# START OF Materials provided

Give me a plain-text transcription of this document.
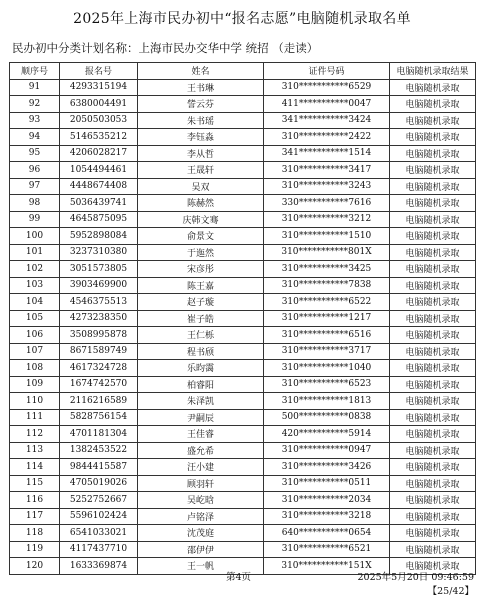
2025年上海市民办初中“报名志愿”电脑随机录取名单
民办初中分类计划名称：上海市民办交华中学 统招 （走读）
顺序号	报名号	姓名	证件号码	电脑随机录取结果
91	4293315194	王书琳	310***********6529	电脑随机录取
92	6380004491	訾云芬	411***********0047	电脑随机录取
93	2050503053	朱书瑶	341***********3424	电脑随机录取
94	5146535212	李钰淼	310***********2422	电脑随机录取
95	4206028217	李从哲	341***********1514	电脑随机录取
96	1054494461	王晟轩	310***********3417	电脑随机录取
97	4448674408	吴双	310***********3243	电脑随机录取
98	5036439741	陈赫然	330***********7616	电脑随机录取
99	4645875095	庆韩文骞	310***********3212	电脑随机录取
100	5952898084	俞景文	310***********1510	电脑随机录取
101	3237310380	于迤然	310***********801X	电脑随机录取
102	3051573805	宋彦彤	310***********3425	电脑随机录取
103	3903469900	陈王嘉	310***********7838	电脑随机录取
104	4546375513	赵子璇	310***********6522	电脑随机录取
105	4273238350	崔子皓	310***********1217	电脑随机录取
106	3508995878	王仁栎	310***********6516	电脑随机录取
107	8671589749	程书颀	310***********3717	电脑随机录取
108	4617324728	乐昀霭	310***********1040	电脑随机录取
109	1674742570	柏睿阳	310***********6523	电脑随机录取
110	2116216589	朱泽凯	310***********1813	电脑随机录取
111	5828756154	尹嗣辰	500***********0838	电脑随机录取
112	4701181304	王佳睿	420***********5914	电脑随机录取
113	1382453522	盛允希	310***********0947	电脑随机录取
114	9844415587	汪小建	310***********3426	电脑随机录取
115	4705019026	顾羽轩	310***********0511	电脑随机录取
116	5252752667	吴屹晗	310***********2034	电脑随机录取
117	5596102424	卢铭泽	310***********3218	电脑随机录取
118	6541033021	沈茂庭	640***********0654	电脑随机录取
119	4117437710	邵伊伊	310***********6521	电脑随机录取
120	1633369874	王一帆	310***********151X	电脑随机录取
第4页	2025年5月20日 09:46:59
【25/42】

# END OF Materials provided

Could you repeat all of the material exactly? Pictures should not be copied.

• **Result for this exercise**
Give me a plain-text transcription of this document.
2025年上海市民办初中“报名志愿”电脑随机录取名单
民办初中分类计划名称：上海市民办交华中学 统招 （走读）
顺序号	报名号	姓名	证件号码	电脑随机录取结果
91	4293315194	王书琳	310***********6529	电脑随机录取
92	6380004491	訾云芬	411***********0047	电脑随机录取
93	2050503053	朱书瑶	341***********3424	电脑随机录取
94	5146535212	李钰淼	310***********2422	电脑随机录取
95	4206028217	李从哲	341***********1514	电脑随机录取
96	1054494461	王晟轩	310***********3417	电脑随机录取
97	4448674408	吴双	310***********3243	电脑随机录取
98	5036439741	陈赫然	330***********7616	电脑随机录取
99	4645875095	庆韩文骞	310***********3212	电脑随机录取
100	5952898084	俞景文	310***********1510	电脑随机录取
101	3237310380	于迤然	310***********801X	电脑随机录取
102	3051573805	宋彦彤	310***********3425	电脑随机录取
103	3903469900	陈王嘉	310***********7838	电脑随机录取
104	4546375513	赵子璇	310***********6522	电脑随机录取
105	4273238350	崔子皓	310***********1217	电脑随机录取
106	3508995878	王仁栎	310***********6516	电脑随机录取
107	8671589749	程书颀	310***********3717	电脑随机录取
108	4617324728	乐昀霭	310***********1040	电脑随机录取
109	1674742570	柏睿阳	310***********6523	电脑随机录取
110	2116216589	朱泽凯	310***********1813	电脑随机录取
111	5828756154	尹嗣辰	500***********0838	电脑随机录取
112	4701181304	王佳睿	420***********5914	电脑随机录取
113	1382453522	盛允希	310***********0947	电脑随机录取
114	9844415587	汪小建	310***********3426	电脑随机录取
115	4705019026	顾羽轩	310***********0511	电脑随机录取
116	5252752667	吴屹晗	310***********2034	电脑随机录取
117	5596102424	卢铭泽	310***********3218	电脑随机录取
118	6541033021	沈茂庭	640***********0654	电脑随机录取
119	4117437710	邵伊伊	310***********6521	电脑随机录取
120	1633369874	王一帆	310***********151X	电脑随机录取
第4页	2025年5月20日 09:46:59
【25/42】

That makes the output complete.